> Dataset records
=-=-=-=-=

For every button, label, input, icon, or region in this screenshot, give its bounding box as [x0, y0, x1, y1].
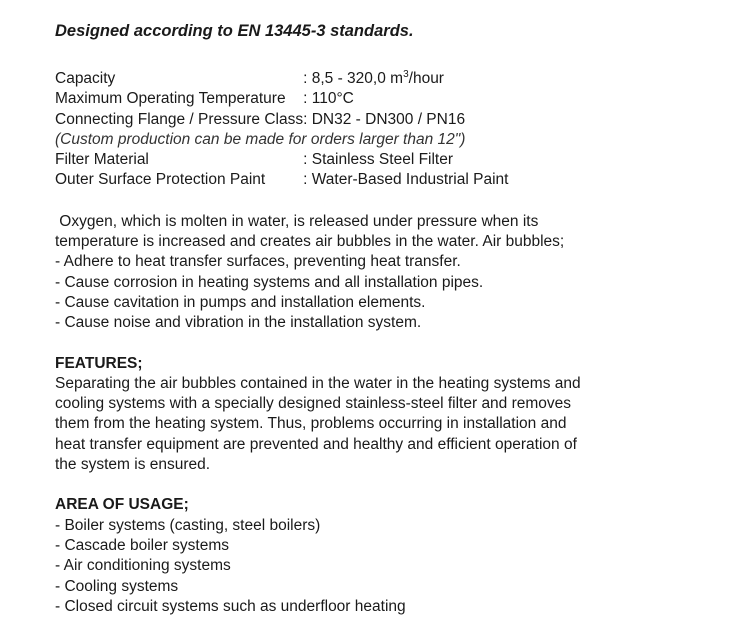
spec-table — [55, 69, 508, 191]
spec-value — [303, 69, 508, 89]
intro-section — [55, 212, 695, 334]
spec-row-note — [55, 130, 508, 150]
intro-list-item: - Cause corrosion in heating systems and all installation pipes. — [55, 273, 484, 291]
intro-line: Oxygen, which is molten in water, is released under pressure when its — [55, 212, 539, 230]
spec-value-unit: /hour — [408, 70, 444, 87]
features-line: the system is ensured. — [55, 456, 211, 474]
spec-value-superscript: 3 — [403, 68, 409, 80]
usage-list-item: - Air conditioning systems — [55, 557, 231, 575]
usage-section — [55, 495, 695, 617]
spec-label: Filter Material — [55, 151, 149, 169]
product-description — [55, 20, 695, 617]
spec-note: (Custom production can be made for orders larger than 12") — [55, 130, 466, 148]
spec-row-paint — [55, 170, 508, 190]
features-line: heat transfer equipment are prevented and healthy and efficient operation of — [55, 435, 577, 453]
intro-list-item: - Adhere to heat transfer surfaces, preventing heat transfer. — [55, 253, 461, 271]
spec-value: : Water-Based Industrial Paint — [303, 171, 509, 189]
spec-row-flange — [55, 110, 508, 130]
spec-value: : DN32 - DN300 / PN16 — [303, 110, 466, 128]
usage-list-item: - Cooling systems — [55, 577, 179, 595]
usage-list-item: - Cascade boiler systems — [55, 536, 230, 554]
usage-list-item: - Boiler systems (casting, steel boilers) — [55, 516, 321, 534]
spec-row-filter — [55, 150, 508, 170]
intro-list-item: - Cause noise and vibration in the installation system. — [55, 314, 422, 332]
features-line: cooling systems with a specially designed stainless-steel filter and removes — [55, 395, 572, 413]
spec-label: Outer Surface Protection Paint — [55, 171, 266, 189]
usage-list-item: - Closed circuit systems such as underfloor heating — [55, 597, 406, 615]
intro-line: temperature is increased and creates air bubbles in the water. Air bubbles; — [55, 233, 565, 251]
spec-value-text: : 8,5 - 320,0 m — [303, 70, 404, 87]
spec-row-temperature — [55, 89, 508, 109]
spec-label: Capacity — [55, 70, 116, 87]
features-section — [55, 354, 695, 476]
spec-row-capacity — [55, 69, 508, 89]
features-line: them from the heating system. Thus, problems occurring in installation and — [55, 415, 567, 433]
spec-value: : Stainless Steel Filter — [303, 151, 454, 169]
usage-heading: AREA OF USAGE; — [55, 496, 189, 514]
spec-label: Maximum Operating Temperature — [55, 90, 286, 108]
spec-value: : 110°C — [303, 90, 354, 108]
page-title: Designed according to EN 13445-3 standards. — [55, 22, 414, 40]
features-line: Separating the air bubbles contained in the water in the heating systems and — [55, 374, 581, 392]
features-heading: FEATURES; — [55, 354, 143, 372]
intro-list-item: - Cause cavitation in pumps and installation elements. — [55, 293, 426, 311]
spec-label: Connecting Flange / Pressure Class — [55, 110, 304, 128]
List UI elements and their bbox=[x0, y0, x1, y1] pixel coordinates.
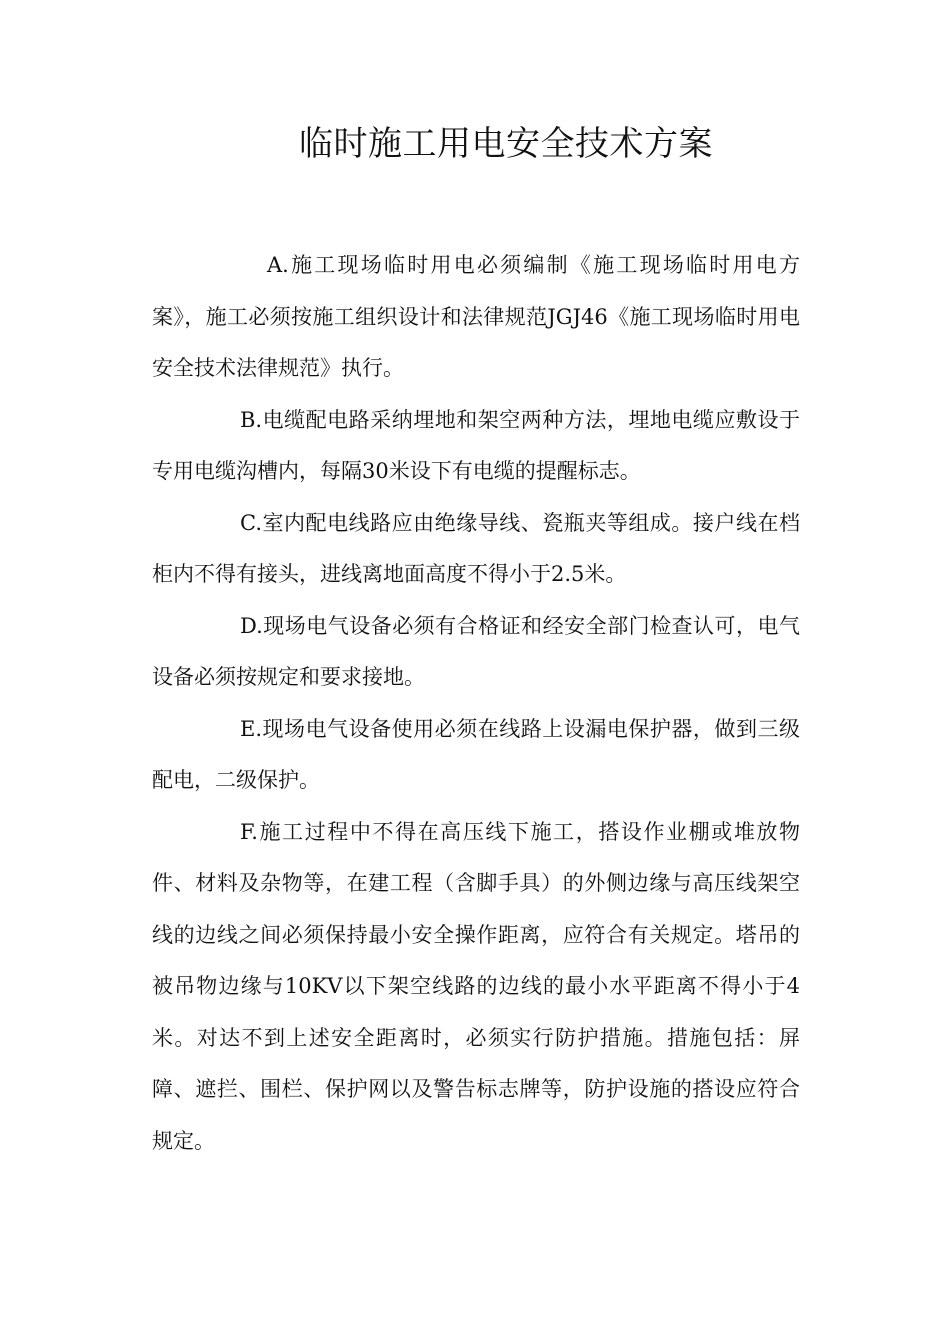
document-title: 临时施工用电安全技术方案 bbox=[299, 124, 713, 164]
paragraph-b: B.电缆配电路采纳埋地和架空两种方法，埋地电缆应敷设于专用电缆沟槽内，每隔30米设下有电缆的提醒标志。 bbox=[152, 407, 800, 483]
paragraph-d: D.现场电气设备必须有合格证和经安全部门检查认可，电气设备必须按规定和要求接地。 bbox=[152, 613, 800, 689]
paragraph-c: C.室内配电线路应由绝缘导线、瓷瓶夹等组成。接户线在档柜内不得有接头，进线离地面高度不得小于2.5米。 bbox=[152, 510, 800, 586]
document-body bbox=[152, 240, 800, 1167]
paragraph-f: F.施工过程中不得在高压线下施工，搭设作业棚或堆放物件、材料及杂物等，在建工程（含脚手具）的外侧边缘与高压线架空线的边线之间必须保持最小安全操作距离，应符合有关规定。塔吊的被吊物边缘与10KV以下架空线路的边线的最小水平距离不得小于4米。对达不到上述安全距离时，必须实行防护措施。措施包括：屏障、遮拦、围栏、保护网以及警告标志牌等，防护设施的搭设应符合规定。 bbox=[152, 819, 800, 1153]
paragraph-a: A.施工现场临时用电必须编制《施工现场临时用电方案》，施工必须按施工组织设计和法律规范JGJ46《施工现场临时用电安全技术法律规范》执行。 bbox=[152, 253, 800, 380]
paragraph-e: E.现场电气设备使用必须在线路上设漏电保护器，做到三级配电，二级保护。 bbox=[152, 716, 800, 792]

=-=-=-=-=

> Task description
Filter the listing above, keeping only the lines that contain the string "paragraph", and copy each one in full.

> The answer
paragraph-b: B.电缆配电路采纳埋地和架空两种方法，埋地电缆应敷设于专用电缆沟槽内，每隔30米设下有电缆的提醒标志。 bbox=[152, 407, 800, 483]
paragraph-d: D.现场电气设备必须有合格证和经安全部门检查认可，电气设备必须按规定和要求接地。 bbox=[152, 613, 800, 689]
paragraph-c: C.室内配电线路应由绝缘导线、瓷瓶夹等组成。接户线在档柜内不得有接头，进线离地面高度不得小于2.5米。 bbox=[152, 510, 800, 586]
paragraph-f: F.施工过程中不得在高压线下施工，搭设作业棚或堆放物件、材料及杂物等，在建工程（含脚手具）的外侧边缘与高压线架空线的边线之间必须保持最小安全操作距离，应符合有关规定。塔吊的被吊物边缘与10KV以下架空线路的边线的最小水平距离不得小于4米。对达不到上述安全距离时，必须实行防护措施。措施包括：屏障、遮拦、围栏、保护网以及警告标志牌等，防护设施的搭设应符合规定。 bbox=[152, 819, 800, 1153]
paragraph-a: A.施工现场临时用电必须编制《施工现场临时用电方案》，施工必须按施工组织设计和法律规范JGJ46《施工现场临时用电安全技术法律规范》执行。 bbox=[152, 253, 800, 380]
paragraph-e: E.现场电气设备使用必须在线路上设漏电保护器，做到三级配电，二级保护。 bbox=[152, 716, 800, 792]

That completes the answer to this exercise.